◆ WHAT THE TASK ASKS ◆
Leave out the pictures and repeat the data exactly.
● ● ●
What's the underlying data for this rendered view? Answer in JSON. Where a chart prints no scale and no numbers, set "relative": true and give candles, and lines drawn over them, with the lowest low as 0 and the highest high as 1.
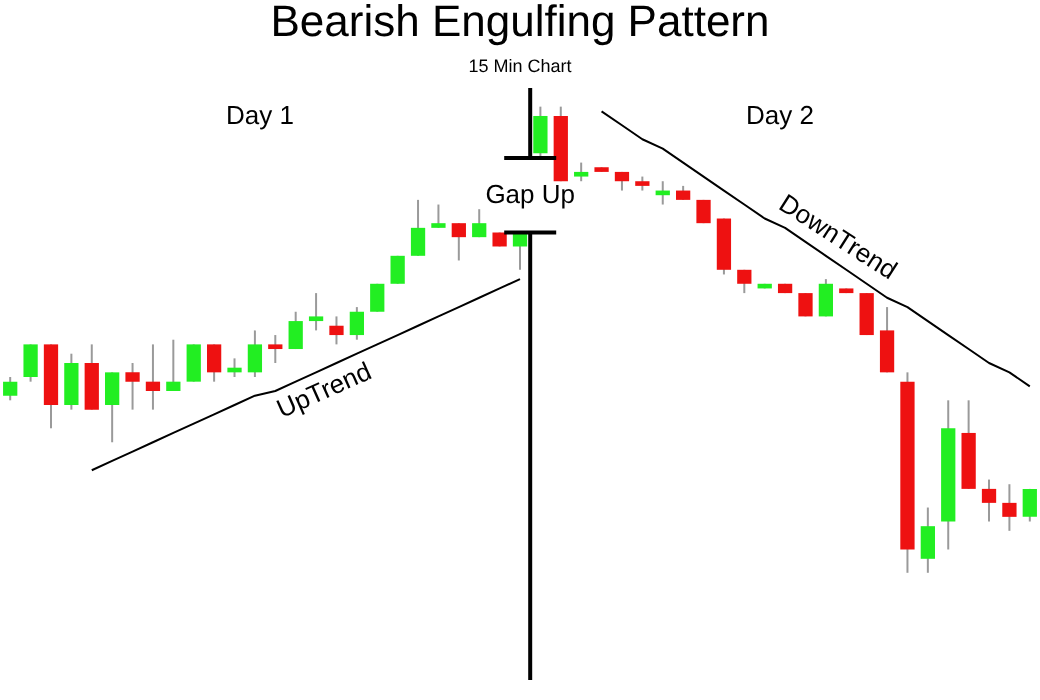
{
  "chart_data": {
    "type": "candlestick",
    "title": "Bearish Engulfing Pattern",
    "subtitle": "15 Min Chart",
    "relative": true,
    "tick_labels": false,
    "categories": [
      null,
      null,
      null,
      null,
      null,
      null,
      null,
      null,
      null,
      null,
      null,
      null,
      null,
      null,
      null,
      null,
      null,
      null,
      null,
      null,
      null,
      null,
      null,
      null,
      null,
      null,
      null,
      null,
      null,
      null,
      null,
      null,
      null,
      null,
      null,
      null,
      null,
      null,
      null,
      null,
      null,
      null,
      null,
      null,
      null,
      null,
      null,
      null,
      null,
      null,
      null
    ],
    "ohlc": [
      [
        0.38,
        0.42,
        0.37,
        0.41
      ],
      [
        0.42,
        0.49,
        0.41,
        0.49
      ],
      [
        0.49,
        0.49,
        0.31,
        0.36
      ],
      [
        0.36,
        0.47,
        0.35,
        0.45
      ],
      [
        0.45,
        0.49,
        0.35,
        0.35
      ],
      [
        0.36,
        0.43,
        0.28,
        0.43
      ],
      [
        0.43,
        0.45,
        0.35,
        0.41
      ],
      [
        0.41,
        0.49,
        0.35,
        0.39
      ],
      [
        0.39,
        0.5,
        0.39,
        0.41
      ],
      [
        0.41,
        0.49,
        0.41,
        0.49
      ],
      [
        0.49,
        0.49,
        0.41,
        0.43
      ],
      [
        0.43,
        0.46,
        0.42,
        0.44
      ],
      [
        0.43,
        0.52,
        0.42,
        0.49
      ],
      [
        0.49,
        0.51,
        0.45,
        0.48
      ],
      [
        0.48,
        0.56,
        0.48,
        0.54
      ],
      [
        0.54,
        0.6,
        0.52,
        0.55
      ],
      [
        0.53,
        0.55,
        0.49,
        0.51
      ],
      [
        0.51,
        0.57,
        0.5,
        0.56
      ],
      [
        0.56,
        0.62,
        0.56,
        0.62
      ],
      [
        0.62,
        0.68,
        0.62,
        0.68
      ],
      [
        0.68,
        0.8,
        0.68,
        0.74
      ],
      [
        0.74,
        0.79,
        0.74,
        0.75
      ],
      [
        0.75,
        0.75,
        0.67,
        0.72
      ],
      [
        0.72,
        0.78,
        0.72,
        0.75
      ],
      [
        0.73,
        0.73,
        0.7,
        0.7
      ],
      [
        0.7,
        0.73,
        0.65,
        0.73
      ],
      [
        0.9,
        1.0,
        0.89,
        0.98
      ],
      [
        0.98,
        1.0,
        0.84,
        0.84
      ],
      [
        0.85,
        0.88,
        0.84,
        0.86
      ],
      [
        0.87,
        0.87,
        0.86,
        0.86
      ],
      [
        0.86,
        0.86,
        0.82,
        0.84
      ],
      [
        0.84,
        0.85,
        0.82,
        0.83
      ],
      [
        0.81,
        0.84,
        0.79,
        0.82
      ],
      [
        0.82,
        0.83,
        0.8,
        0.8
      ],
      [
        0.8,
        0.8,
        0.75,
        0.75
      ],
      [
        0.76,
        0.76,
        0.64,
        0.65
      ],
      [
        0.65,
        0.65,
        0.6,
        0.62
      ],
      [
        0.61,
        0.62,
        0.61,
        0.62
      ],
      [
        0.62,
        0.62,
        0.6,
        0.6
      ],
      [
        0.6,
        0.6,
        0.55,
        0.55
      ],
      [
        0.55,
        0.63,
        0.55,
        0.62
      ],
      [
        0.61,
        0.61,
        0.6,
        0.6
      ],
      [
        0.6,
        0.6,
        0.51,
        0.51
      ],
      [
        0.52,
        0.57,
        0.43,
        0.43
      ],
      [
        0.41,
        0.43,
        0.0,
        0.05
      ],
      [
        0.03,
        0.14,
        0.0,
        0.1
      ],
      [
        0.11,
        0.37,
        0.05,
        0.31
      ],
      [
        0.3,
        0.37,
        0.18,
        0.18
      ],
      [
        0.18,
        0.2,
        0.11,
        0.15
      ],
      [
        0.15,
        0.19,
        0.09,
        0.12
      ],
      [
        0.12,
        0.18,
        0.11,
        0.18
      ]
    ],
    "colors": [
      "#22ee22",
      "#22ee22",
      "#ee1111",
      "#22ee22",
      "#ee1111",
      "#22ee22",
      "#ee1111",
      "#ee1111",
      "#22ee22",
      "#22ee22",
      "#ee1111",
      "#22ee22",
      "#22ee22",
      "#ee1111",
      "#22ee22",
      "#22ee22",
      "#ee1111",
      "#22ee22",
      "#22ee22",
      "#22ee22",
      "#22ee22",
      "#22ee22",
      "#ee1111",
      "#22ee22",
      "#ee1111",
      "#22ee22",
      "#22ee22",
      "#ee1111",
      "#22ee22",
      "#ee1111",
      "#ee1111",
      "#ee1111",
      "#22ee22",
      "#ee1111",
      "#ee1111",
      "#ee1111",
      "#ee1111",
      "#22ee22",
      "#ee1111",
      "#ee1111",
      "#22ee22",
      "#ee1111",
      "#ee1111",
      "#ee1111",
      "#ee1111",
      "#22ee22",
      "#22ee22",
      "#ee1111",
      "#ee1111",
      "#ee1111",
      "#22ee22"
    ],
    "series": [
      {
        "type": "line",
        "name": "UpTrend",
        "color": "#000000",
        "values": [
          null,
          null,
          null,
          null,
          0.22,
          0.24,
          0.26,
          0.28,
          0.3,
          0.32,
          0.34,
          0.36,
          0.38,
          0.39,
          0.41,
          0.43,
          0.45,
          0.47,
          0.49,
          0.51,
          0.53,
          0.55,
          0.57,
          0.59,
          0.61,
          0.63,
          null,
          null,
          null,
          null,
          null,
          null,
          null,
          null,
          null,
          null,
          null,
          null,
          null,
          null,
          null,
          null,
          null,
          null,
          null,
          null,
          null,
          null,
          null,
          null,
          null
        ]
      },
      {
        "type": "line",
        "name": "DownTrend",
        "color": "#000000",
        "values": [
          null,
          null,
          null,
          null,
          null,
          null,
          null,
          null,
          null,
          null,
          null,
          null,
          null,
          null,
          null,
          null,
          null,
          null,
          null,
          null,
          null,
          null,
          null,
          null,
          null,
          null,
          null,
          null,
          null,
          0.99,
          0.96,
          0.93,
          0.91,
          0.88,
          0.85,
          0.82,
          0.79,
          0.76,
          0.74,
          0.71,
          0.68,
          0.65,
          0.62,
          0.59,
          0.57,
          0.54,
          0.51,
          0.48,
          0.45,
          0.43,
          0.4
        ]
      }
    ],
    "annotations": [
      "Day 1",
      "Day 2",
      "Gap Up"
    ]
  }
}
● ● ●
◆ SOLUTION TO THIS EXERCISE ◆
What's the underlying data for this rendered view? Answer in JSON. Where a chart prints no scale and no numbers, set "relative": true and give candles, and lines drawn over them, with the lowest low as 0 and the highest high as 1.
{
  "chart_data": {
    "type": "candlestick",
    "title": "Bearish Engulfing Pattern",
    "subtitle": "15 Min Chart",
    "relative": true,
    "tick_labels": false,
    "categories": [
      null,
      null,
      null,
      null,
      null,
      null,
      null,
      null,
      null,
      null,
      null,
      null,
      null,
      null,
      null,
      null,
      null,
      null,
      null,
      null,
      null,
      null,
      null,
      null,
      null,
      null,
      null,
      null,
      null,
      null,
      null,
      null,
      null,
      null,
      null,
      null,
      null,
      null,
      null,
      null,
      null,
      null,
      null,
      null,
      null,
      null,
      null,
      null,
      null,
      null,
      null
    ],
    "ohlc": [
      [
        0.38,
        0.42,
        0.37,
        0.41
      ],
      [
        0.42,
        0.49,
        0.41,
        0.49
      ],
      [
        0.49,
        0.49,
        0.31,
        0.36
      ],
      [
        0.36,
        0.47,
        0.35,
        0.45
      ],
      [
        0.45,
        0.49,
        0.35,
        0.35
      ],
      [
        0.36,
        0.43,
        0.28,
        0.43
      ],
      [
        0.43,
        0.45,
        0.35,
        0.41
      ],
      [
        0.41,
        0.49,
        0.35,
        0.39
      ],
      [
        0.39,
        0.5,
        0.39,
        0.41
      ],
      [
        0.41,
        0.49,
        0.41,
        0.49
      ],
      [
        0.49,
        0.49,
        0.41,
        0.43
      ],
      [
        0.43,
        0.46,
        0.42,
        0.44
      ],
      [
        0.43,
        0.52,
        0.42,
        0.49
      ],
      [
        0.49,
        0.51,
        0.45,
        0.48
      ],
      [
        0.48,
        0.56,
        0.48,
        0.54
      ],
      [
        0.54,
        0.6,
        0.52,
        0.55
      ],
      [
        0.53,
        0.55,
        0.49,
        0.51
      ],
      [
        0.51,
        0.57,
        0.5,
        0.56
      ],
      [
        0.56,
        0.62,
        0.56,
        0.62
      ],
      [
        0.62,
        0.68,
        0.62,
        0.68
      ],
      [
        0.68,
        0.8,
        0.68,
        0.74
      ],
      [
        0.74,
        0.79,
        0.74,
        0.75
      ],
      [
        0.75,
        0.75,
        0.67,
        0.72
      ],
      [
        0.72,
        0.78,
        0.72,
        0.75
      ],
      [
        0.73,
        0.73,
        0.7,
        0.7
      ],
      [
        0.7,
        0.73,
        0.65,
        0.73
      ],
      [
        0.9,
        1.0,
        0.89,
        0.98
      ],
      [
        0.98,
        1.0,
        0.84,
        0.84
      ],
      [
        0.85,
        0.88,
        0.84,
        0.86
      ],
      [
        0.87,
        0.87,
        0.86,
        0.86
      ],
      [
        0.86,
        0.86,
        0.82,
        0.84
      ],
      [
        0.84,
        0.85,
        0.82,
        0.83
      ],
      [
        0.81,
        0.84,
        0.79,
        0.82
      ],
      [
        0.82,
        0.83,
        0.8,
        0.8
      ],
      [
        0.8,
        0.8,
        0.75,
        0.75
      ],
      [
        0.76,
        0.76,
        0.64,
        0.65
      ],
      [
        0.65,
        0.65,
        0.6,
        0.62
      ],
      [
        0.61,
        0.62,
        0.61,
        0.62
      ],
      [
        0.62,
        0.62,
        0.6,
        0.6
      ],
      [
        0.6,
        0.6,
        0.55,
        0.55
      ],
      [
        0.55,
        0.63,
        0.55,
        0.62
      ],
      [
        0.61,
        0.61,
        0.6,
        0.6
      ],
      [
        0.6,
        0.6,
        0.51,
        0.51
      ],
      [
        0.52,
        0.57,
        0.43,
        0.43
      ],
      [
        0.41,
        0.43,
        0.0,
        0.05
      ],
      [
        0.03,
        0.14,
        0.0,
        0.1
      ],
      [
        0.11,
        0.37,
        0.05,
        0.31
      ],
      [
        0.3,
        0.37,
        0.18,
        0.18
      ],
      [
        0.18,
        0.2,
        0.11,
        0.15
      ],
      [
        0.15,
        0.19,
        0.09,
        0.12
      ],
      [
        0.12,
        0.18,
        0.11,
        0.18
      ]
    ],
    "colors": [
      "#22ee22",
      "#22ee22",
      "#ee1111",
      "#22ee22",
      "#ee1111",
      "#22ee22",
      "#ee1111",
      "#ee1111",
      "#22ee22",
      "#22ee22",
      "#ee1111",
      "#22ee22",
      "#22ee22",
      "#ee1111",
      "#22ee22",
      "#22ee22",
      "#ee1111",
      "#22ee22",
      "#22ee22",
      "#22ee22",
      "#22ee22",
      "#22ee22",
      "#ee1111",
      "#22ee22",
      "#ee1111",
      "#22ee22",
      "#22ee22",
      "#ee1111",
      "#22ee22",
      "#ee1111",
      "#ee1111",
      "#ee1111",
      "#22ee22",
      "#ee1111",
      "#ee1111",
      "#ee1111",
      "#ee1111",
      "#22ee22",
      "#ee1111",
      "#ee1111",
      "#22ee22",
      "#ee1111",
      "#ee1111",
      "#ee1111",
      "#ee1111",
      "#22ee22",
      "#22ee22",
      "#ee1111",
      "#ee1111",
      "#ee1111",
      "#22ee22"
    ],
    "series": [
      {
        "type": "line",
        "name": "UpTrend",
        "color": "#000000",
        "values": [
          null,
          null,
          null,
          null,
          0.22,
          0.24,
          0.26,
          0.28,
          0.3,
          0.32,
          0.34,
          0.36,
          0.38,
          0.39,
          0.41,
          0.43,
          0.45,
          0.47,
          0.49,
          0.51,
          0.53,
          0.55,
          0.57,
          0.59,
          0.61,
          0.63,
          null,
          null,
          null,
          null,
          null,
          null,
          null,
          null,
          null,
          null,
          null,
          null,
          null,
          null,
          null,
          null,
          null,
          null,
          null,
          null,
          null,
          null,
          null,
          null,
          null
        ]
      },
      {
        "type": "line",
        "name": "DownTrend",
        "color": "#000000",
        "values": [
          null,
          null,
          null,
          null,
          null,
          null,
          null,
          null,
          null,
          null,
          null,
          null,
          null,
          null,
          null,
          null,
          null,
          null,
          null,
          null,
          null,
          null,
          null,
          null,
          null,
          null,
          null,
          null,
          null,
          0.99,
          0.96,
          0.93,
          0.91,
          0.88,
          0.85,
          0.82,
          0.79,
          0.76,
          0.74,
          0.71,
          0.68,
          0.65,
          0.62,
          0.59,
          0.57,
          0.54,
          0.51,
          0.48,
          0.45,
          0.43,
          0.4
        ]
      }
    ],
    "annotations": [
      "Day 1",
      "Day 2",
      "Gap Up"
    ]
  }
}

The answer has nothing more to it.